[Saved entries]
.....

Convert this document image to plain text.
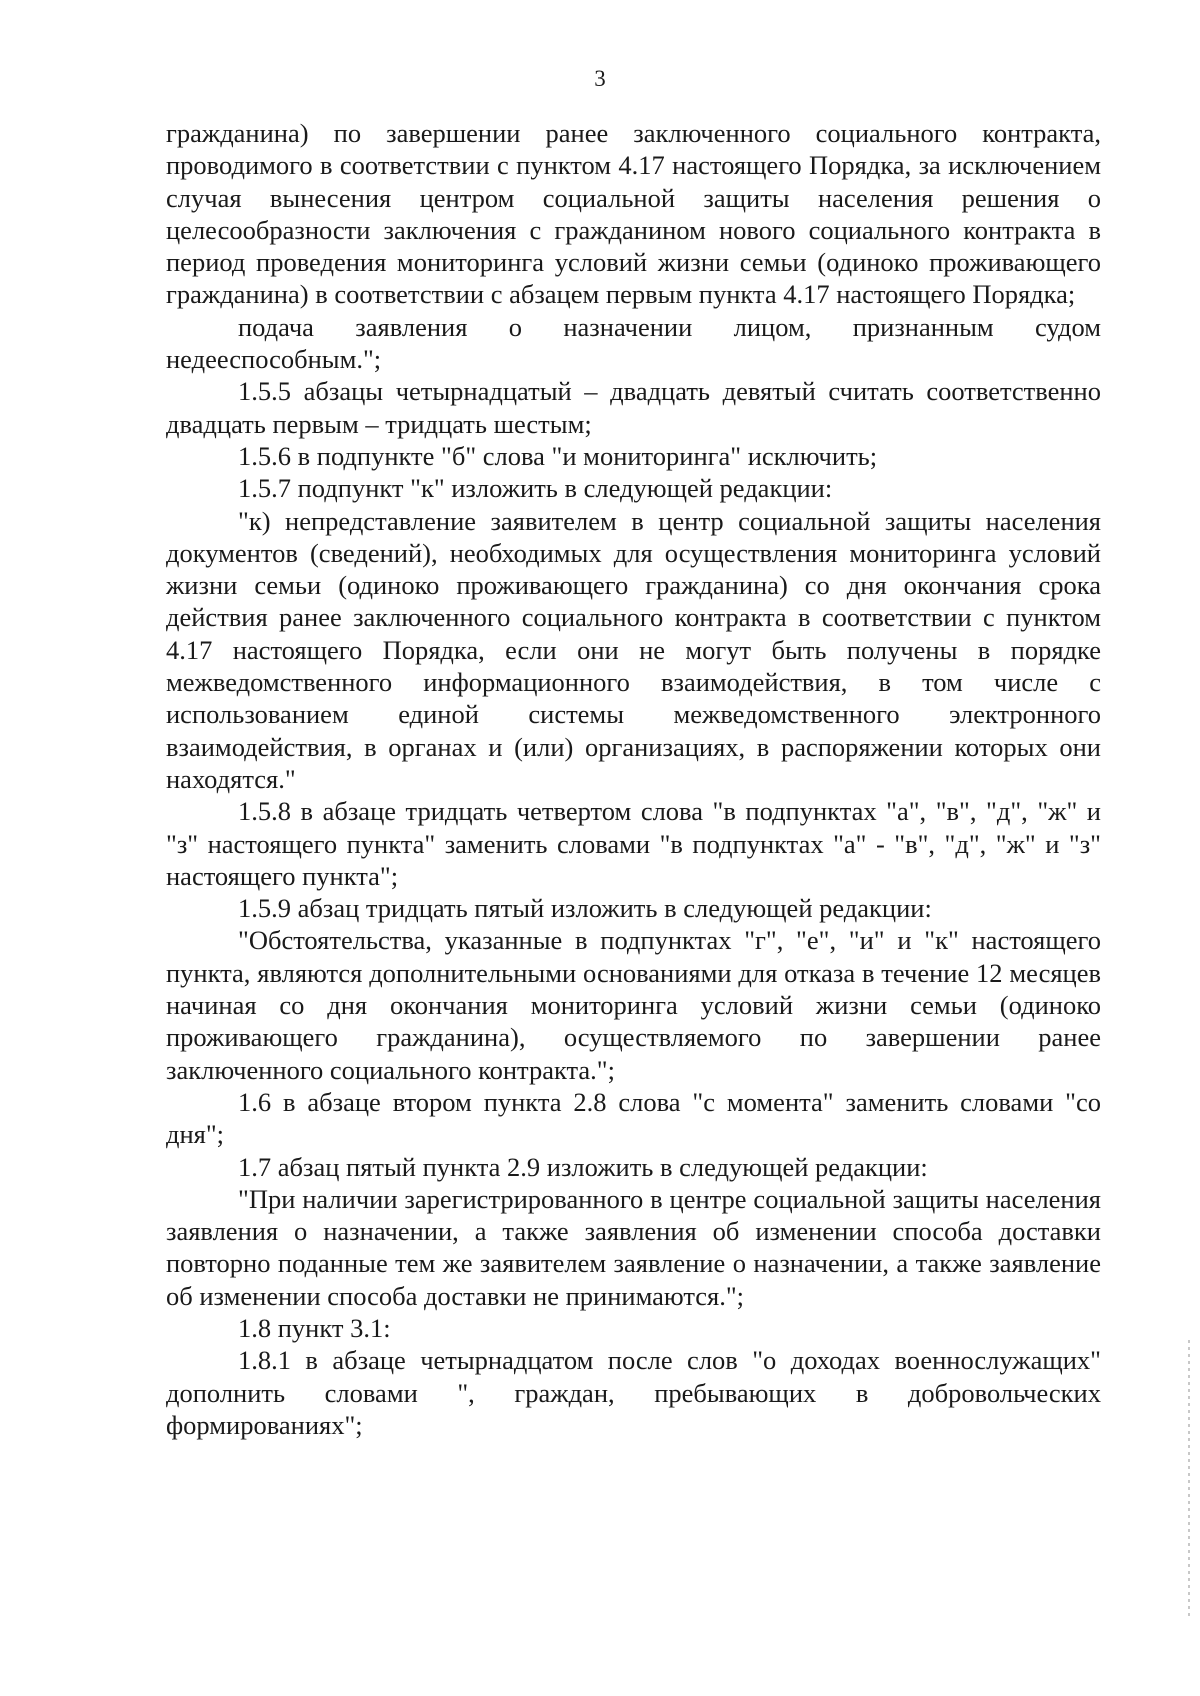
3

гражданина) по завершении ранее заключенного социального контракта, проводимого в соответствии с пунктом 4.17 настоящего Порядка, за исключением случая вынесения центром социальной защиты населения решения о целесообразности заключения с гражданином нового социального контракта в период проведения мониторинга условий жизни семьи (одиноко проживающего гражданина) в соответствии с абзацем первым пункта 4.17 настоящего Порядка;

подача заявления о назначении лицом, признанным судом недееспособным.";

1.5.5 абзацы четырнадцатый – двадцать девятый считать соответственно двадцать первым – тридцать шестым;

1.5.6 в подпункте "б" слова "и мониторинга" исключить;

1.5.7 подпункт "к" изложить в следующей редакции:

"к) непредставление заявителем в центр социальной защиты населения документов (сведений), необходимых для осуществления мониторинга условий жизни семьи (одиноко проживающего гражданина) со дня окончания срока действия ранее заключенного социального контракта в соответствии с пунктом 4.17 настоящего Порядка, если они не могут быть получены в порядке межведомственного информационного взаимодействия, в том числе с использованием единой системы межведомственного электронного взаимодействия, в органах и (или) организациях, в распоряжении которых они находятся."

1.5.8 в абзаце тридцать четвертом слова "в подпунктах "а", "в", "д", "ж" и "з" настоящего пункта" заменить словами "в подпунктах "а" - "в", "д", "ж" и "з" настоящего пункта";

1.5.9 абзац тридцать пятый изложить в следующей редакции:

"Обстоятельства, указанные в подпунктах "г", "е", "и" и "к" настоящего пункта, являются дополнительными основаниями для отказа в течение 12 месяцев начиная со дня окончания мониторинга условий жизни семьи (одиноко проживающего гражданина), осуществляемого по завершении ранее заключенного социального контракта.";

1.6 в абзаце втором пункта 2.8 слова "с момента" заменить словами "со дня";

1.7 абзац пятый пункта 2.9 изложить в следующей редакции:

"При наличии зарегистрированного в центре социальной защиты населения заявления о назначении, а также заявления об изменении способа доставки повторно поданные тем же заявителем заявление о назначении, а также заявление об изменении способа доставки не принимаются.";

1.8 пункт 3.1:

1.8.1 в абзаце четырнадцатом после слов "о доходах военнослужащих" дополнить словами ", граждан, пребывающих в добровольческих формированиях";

.....

§ **Problem details**
Give every line of the material that includes the string "пятый".

§ **Written reply**
1.5.9 абзац тридцать пятый изложить в следующей редакции:
1.7 абзац пятый пункта 2.9 изложить в следующей редакции:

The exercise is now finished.